GIVEN TASK: Where the data below has the string "Dedicated", return the whole line.

PROVIDED INFORMATION:
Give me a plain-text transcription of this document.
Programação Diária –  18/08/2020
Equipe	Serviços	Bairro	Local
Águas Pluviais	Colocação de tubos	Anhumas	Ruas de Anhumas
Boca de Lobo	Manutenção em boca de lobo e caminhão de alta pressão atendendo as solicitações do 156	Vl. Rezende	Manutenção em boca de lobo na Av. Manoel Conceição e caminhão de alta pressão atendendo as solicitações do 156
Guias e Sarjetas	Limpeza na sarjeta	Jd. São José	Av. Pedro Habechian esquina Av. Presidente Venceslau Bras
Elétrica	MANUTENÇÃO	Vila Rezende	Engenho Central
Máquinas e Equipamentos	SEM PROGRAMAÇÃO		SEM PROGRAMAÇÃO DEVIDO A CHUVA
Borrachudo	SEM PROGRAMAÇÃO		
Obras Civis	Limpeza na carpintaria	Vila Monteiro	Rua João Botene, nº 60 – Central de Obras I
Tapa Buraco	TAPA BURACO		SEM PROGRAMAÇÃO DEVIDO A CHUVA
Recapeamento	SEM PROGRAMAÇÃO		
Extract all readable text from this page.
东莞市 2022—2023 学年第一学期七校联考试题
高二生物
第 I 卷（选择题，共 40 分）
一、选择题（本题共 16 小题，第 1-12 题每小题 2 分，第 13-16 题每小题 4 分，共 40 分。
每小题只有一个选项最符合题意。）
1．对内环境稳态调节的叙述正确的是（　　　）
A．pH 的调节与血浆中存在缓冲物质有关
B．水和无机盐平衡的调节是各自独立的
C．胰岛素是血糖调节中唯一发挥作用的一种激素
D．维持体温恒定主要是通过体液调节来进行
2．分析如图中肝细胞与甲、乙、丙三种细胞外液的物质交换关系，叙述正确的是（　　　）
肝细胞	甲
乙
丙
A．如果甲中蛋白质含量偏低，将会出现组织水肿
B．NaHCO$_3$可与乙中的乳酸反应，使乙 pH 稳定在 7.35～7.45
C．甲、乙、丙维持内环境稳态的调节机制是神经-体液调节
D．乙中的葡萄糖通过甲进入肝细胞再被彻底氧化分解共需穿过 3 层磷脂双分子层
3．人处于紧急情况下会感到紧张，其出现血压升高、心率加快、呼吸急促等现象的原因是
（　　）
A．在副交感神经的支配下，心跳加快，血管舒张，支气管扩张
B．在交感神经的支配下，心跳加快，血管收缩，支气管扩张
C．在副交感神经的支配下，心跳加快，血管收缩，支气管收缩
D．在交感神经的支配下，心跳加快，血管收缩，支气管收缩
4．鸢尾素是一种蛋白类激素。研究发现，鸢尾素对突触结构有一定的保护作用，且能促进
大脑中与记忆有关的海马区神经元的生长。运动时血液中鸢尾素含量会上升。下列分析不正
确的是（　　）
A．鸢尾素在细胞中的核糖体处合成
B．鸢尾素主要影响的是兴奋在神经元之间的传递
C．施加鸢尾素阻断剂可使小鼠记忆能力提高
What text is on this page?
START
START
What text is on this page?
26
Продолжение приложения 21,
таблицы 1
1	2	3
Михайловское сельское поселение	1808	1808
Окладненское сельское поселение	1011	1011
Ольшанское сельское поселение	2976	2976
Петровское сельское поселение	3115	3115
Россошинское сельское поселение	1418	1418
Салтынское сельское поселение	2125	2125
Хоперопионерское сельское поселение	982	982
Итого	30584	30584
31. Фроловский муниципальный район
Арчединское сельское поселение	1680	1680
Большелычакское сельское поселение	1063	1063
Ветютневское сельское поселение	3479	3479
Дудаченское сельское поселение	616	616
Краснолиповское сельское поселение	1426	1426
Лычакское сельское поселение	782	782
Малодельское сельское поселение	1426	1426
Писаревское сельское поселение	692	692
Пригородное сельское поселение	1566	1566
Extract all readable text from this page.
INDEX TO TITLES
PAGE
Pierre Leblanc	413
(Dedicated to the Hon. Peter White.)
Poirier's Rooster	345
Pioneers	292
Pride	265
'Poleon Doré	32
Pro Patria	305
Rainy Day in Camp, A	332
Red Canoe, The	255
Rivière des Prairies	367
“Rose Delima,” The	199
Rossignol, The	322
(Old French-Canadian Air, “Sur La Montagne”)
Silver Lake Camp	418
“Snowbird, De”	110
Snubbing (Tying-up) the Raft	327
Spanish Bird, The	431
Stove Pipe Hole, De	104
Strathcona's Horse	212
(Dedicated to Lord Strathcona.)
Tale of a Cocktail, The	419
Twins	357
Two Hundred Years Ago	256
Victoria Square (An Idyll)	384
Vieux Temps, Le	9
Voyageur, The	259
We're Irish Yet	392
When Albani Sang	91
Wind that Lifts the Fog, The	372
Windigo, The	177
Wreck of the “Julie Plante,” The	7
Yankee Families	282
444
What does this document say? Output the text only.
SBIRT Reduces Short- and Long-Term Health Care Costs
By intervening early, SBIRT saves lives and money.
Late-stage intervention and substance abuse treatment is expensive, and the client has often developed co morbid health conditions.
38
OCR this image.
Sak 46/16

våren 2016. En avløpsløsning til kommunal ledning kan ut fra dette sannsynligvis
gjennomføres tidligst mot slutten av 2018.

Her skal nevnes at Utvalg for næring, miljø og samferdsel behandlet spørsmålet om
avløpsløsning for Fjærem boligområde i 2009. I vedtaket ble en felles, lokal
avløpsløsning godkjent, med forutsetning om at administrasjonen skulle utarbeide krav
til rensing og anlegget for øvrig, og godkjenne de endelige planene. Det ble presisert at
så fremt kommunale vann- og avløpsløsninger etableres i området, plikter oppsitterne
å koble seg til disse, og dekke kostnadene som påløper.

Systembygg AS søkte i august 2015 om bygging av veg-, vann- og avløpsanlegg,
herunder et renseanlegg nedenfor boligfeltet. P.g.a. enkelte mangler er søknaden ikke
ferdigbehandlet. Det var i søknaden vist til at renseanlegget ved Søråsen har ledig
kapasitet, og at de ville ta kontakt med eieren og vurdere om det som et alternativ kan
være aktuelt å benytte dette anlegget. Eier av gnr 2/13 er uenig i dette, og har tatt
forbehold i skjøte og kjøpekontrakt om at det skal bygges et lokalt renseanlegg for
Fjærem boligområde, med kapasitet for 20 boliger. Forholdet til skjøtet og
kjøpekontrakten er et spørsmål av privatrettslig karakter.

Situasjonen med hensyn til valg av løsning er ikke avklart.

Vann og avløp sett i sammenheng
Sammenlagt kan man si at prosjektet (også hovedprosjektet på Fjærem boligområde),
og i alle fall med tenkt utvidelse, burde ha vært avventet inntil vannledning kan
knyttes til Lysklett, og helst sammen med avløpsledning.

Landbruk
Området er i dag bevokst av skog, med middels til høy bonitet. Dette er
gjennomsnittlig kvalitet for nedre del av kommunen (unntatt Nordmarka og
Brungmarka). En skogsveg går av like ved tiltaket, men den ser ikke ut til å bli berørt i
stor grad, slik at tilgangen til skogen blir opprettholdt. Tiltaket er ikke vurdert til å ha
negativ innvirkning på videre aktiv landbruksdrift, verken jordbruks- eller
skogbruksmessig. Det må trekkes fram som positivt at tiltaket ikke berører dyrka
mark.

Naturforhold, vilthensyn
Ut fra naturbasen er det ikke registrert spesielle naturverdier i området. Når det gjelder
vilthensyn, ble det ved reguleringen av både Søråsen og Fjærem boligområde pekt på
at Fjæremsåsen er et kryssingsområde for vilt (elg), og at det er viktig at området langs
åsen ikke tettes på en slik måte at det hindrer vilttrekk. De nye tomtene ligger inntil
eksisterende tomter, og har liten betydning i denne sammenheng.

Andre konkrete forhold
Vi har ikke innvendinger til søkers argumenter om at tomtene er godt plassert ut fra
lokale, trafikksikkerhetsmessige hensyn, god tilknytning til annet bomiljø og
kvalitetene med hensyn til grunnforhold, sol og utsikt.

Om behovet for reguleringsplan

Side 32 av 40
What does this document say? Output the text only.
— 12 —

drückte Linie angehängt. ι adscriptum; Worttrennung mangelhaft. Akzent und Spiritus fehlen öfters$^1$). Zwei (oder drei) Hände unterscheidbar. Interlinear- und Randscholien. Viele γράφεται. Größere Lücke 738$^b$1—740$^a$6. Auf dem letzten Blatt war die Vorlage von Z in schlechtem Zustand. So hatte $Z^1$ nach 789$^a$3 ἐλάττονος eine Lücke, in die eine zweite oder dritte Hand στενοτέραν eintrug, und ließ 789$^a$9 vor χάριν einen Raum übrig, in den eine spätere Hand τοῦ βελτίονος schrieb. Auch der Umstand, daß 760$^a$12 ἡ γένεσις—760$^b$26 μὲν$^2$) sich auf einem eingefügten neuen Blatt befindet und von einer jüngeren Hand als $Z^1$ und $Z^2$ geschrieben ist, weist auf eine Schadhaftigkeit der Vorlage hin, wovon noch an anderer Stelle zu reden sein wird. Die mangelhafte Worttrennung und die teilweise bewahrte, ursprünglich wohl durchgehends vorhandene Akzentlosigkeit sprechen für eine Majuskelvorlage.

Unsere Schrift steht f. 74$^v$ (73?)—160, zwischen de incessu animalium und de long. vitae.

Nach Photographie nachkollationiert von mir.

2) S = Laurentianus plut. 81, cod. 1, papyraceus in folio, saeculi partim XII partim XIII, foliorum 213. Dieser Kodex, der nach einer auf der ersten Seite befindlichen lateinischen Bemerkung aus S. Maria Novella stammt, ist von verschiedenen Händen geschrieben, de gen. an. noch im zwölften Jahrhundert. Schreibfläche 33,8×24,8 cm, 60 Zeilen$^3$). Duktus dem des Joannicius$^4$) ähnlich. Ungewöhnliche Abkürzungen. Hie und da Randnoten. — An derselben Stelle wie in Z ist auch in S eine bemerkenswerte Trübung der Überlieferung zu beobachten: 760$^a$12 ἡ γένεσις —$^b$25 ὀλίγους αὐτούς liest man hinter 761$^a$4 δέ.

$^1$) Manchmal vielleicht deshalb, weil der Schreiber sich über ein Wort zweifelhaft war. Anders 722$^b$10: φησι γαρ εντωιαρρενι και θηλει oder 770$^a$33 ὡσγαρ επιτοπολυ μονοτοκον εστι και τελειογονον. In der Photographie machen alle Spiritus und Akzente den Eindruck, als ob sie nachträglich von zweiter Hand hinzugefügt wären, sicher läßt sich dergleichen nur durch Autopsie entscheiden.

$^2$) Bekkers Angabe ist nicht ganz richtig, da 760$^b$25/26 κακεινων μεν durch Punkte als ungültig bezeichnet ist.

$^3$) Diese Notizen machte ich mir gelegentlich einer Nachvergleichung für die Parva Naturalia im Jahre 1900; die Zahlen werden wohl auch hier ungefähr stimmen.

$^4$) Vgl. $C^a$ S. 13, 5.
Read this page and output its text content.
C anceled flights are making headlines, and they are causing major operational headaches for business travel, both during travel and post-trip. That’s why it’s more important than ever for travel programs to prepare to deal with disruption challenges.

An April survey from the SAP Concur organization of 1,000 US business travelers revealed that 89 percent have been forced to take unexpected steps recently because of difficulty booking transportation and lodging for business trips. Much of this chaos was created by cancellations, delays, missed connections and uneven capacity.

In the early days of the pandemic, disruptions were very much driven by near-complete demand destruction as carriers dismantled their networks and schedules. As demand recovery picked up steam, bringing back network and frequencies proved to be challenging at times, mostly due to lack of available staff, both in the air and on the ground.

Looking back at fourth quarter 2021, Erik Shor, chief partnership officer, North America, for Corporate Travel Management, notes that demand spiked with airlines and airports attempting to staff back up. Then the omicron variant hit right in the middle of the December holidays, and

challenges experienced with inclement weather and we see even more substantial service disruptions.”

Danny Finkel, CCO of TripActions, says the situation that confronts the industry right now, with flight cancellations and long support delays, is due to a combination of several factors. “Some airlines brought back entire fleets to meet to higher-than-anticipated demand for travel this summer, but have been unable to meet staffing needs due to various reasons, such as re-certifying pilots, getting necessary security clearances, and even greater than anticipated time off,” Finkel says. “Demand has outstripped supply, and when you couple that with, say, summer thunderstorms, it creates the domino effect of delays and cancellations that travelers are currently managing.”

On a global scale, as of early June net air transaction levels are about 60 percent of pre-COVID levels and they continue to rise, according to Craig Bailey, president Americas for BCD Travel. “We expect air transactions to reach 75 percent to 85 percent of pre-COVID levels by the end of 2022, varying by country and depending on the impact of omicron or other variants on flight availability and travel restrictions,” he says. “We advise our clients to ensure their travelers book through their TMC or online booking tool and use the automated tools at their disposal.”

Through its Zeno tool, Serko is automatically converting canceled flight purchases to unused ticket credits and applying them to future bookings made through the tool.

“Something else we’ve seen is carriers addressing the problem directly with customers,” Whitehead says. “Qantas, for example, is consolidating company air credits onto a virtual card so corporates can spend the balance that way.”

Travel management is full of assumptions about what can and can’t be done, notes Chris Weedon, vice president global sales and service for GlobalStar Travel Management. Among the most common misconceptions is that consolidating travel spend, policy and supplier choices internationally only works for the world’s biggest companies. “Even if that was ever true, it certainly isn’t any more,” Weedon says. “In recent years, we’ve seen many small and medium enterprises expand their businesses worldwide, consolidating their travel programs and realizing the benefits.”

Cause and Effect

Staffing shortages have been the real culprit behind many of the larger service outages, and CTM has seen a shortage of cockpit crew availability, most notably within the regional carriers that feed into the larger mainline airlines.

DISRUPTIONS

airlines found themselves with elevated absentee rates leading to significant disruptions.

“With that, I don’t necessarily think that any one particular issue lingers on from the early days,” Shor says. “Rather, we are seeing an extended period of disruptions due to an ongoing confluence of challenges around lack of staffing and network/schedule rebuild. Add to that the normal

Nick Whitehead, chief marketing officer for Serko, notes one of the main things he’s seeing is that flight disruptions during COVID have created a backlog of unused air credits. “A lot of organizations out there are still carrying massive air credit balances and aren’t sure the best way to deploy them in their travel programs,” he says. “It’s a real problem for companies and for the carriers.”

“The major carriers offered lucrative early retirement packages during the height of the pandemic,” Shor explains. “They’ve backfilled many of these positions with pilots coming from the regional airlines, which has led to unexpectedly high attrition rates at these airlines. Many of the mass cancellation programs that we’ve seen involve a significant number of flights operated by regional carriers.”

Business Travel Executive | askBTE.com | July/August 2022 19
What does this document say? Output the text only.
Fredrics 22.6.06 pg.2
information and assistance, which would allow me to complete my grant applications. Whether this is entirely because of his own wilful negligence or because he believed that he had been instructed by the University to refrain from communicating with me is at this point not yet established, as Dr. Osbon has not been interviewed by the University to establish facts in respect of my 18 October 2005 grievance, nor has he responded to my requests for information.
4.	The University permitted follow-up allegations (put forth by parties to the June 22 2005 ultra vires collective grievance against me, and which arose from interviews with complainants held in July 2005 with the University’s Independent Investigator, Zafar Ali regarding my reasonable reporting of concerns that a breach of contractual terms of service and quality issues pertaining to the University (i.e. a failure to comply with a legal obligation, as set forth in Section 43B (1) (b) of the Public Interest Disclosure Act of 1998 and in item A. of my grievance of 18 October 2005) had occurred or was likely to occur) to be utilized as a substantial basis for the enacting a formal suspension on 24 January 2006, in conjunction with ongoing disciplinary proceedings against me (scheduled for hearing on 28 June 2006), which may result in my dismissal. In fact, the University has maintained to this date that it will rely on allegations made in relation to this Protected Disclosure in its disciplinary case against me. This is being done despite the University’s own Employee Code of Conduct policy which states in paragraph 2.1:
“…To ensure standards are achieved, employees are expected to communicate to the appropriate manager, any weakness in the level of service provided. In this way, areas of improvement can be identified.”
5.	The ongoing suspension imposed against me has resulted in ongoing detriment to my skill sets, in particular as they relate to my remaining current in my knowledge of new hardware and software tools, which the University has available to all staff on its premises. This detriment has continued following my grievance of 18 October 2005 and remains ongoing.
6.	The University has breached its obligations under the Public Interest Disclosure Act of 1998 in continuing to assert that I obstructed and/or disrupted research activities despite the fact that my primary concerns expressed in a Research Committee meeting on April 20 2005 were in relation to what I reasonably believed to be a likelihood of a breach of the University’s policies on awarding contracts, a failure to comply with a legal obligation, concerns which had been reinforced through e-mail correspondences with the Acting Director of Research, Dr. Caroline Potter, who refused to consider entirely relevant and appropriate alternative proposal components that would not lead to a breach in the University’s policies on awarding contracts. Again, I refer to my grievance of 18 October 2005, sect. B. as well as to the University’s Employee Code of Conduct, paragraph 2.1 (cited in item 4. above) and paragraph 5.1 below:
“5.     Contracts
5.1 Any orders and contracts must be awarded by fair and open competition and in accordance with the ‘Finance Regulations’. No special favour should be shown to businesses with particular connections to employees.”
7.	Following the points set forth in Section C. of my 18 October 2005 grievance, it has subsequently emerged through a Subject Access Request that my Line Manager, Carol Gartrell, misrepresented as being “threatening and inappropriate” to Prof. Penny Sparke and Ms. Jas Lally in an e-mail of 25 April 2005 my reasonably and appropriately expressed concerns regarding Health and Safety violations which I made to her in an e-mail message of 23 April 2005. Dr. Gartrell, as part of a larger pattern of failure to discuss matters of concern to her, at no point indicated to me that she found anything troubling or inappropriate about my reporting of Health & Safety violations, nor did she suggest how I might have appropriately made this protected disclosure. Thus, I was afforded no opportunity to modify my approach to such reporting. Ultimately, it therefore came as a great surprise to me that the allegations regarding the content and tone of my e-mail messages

COMPLETE RESPONSE:
(Dedicated to the Hon. Peter White.)
(Dedicated to Lord Strathcona.)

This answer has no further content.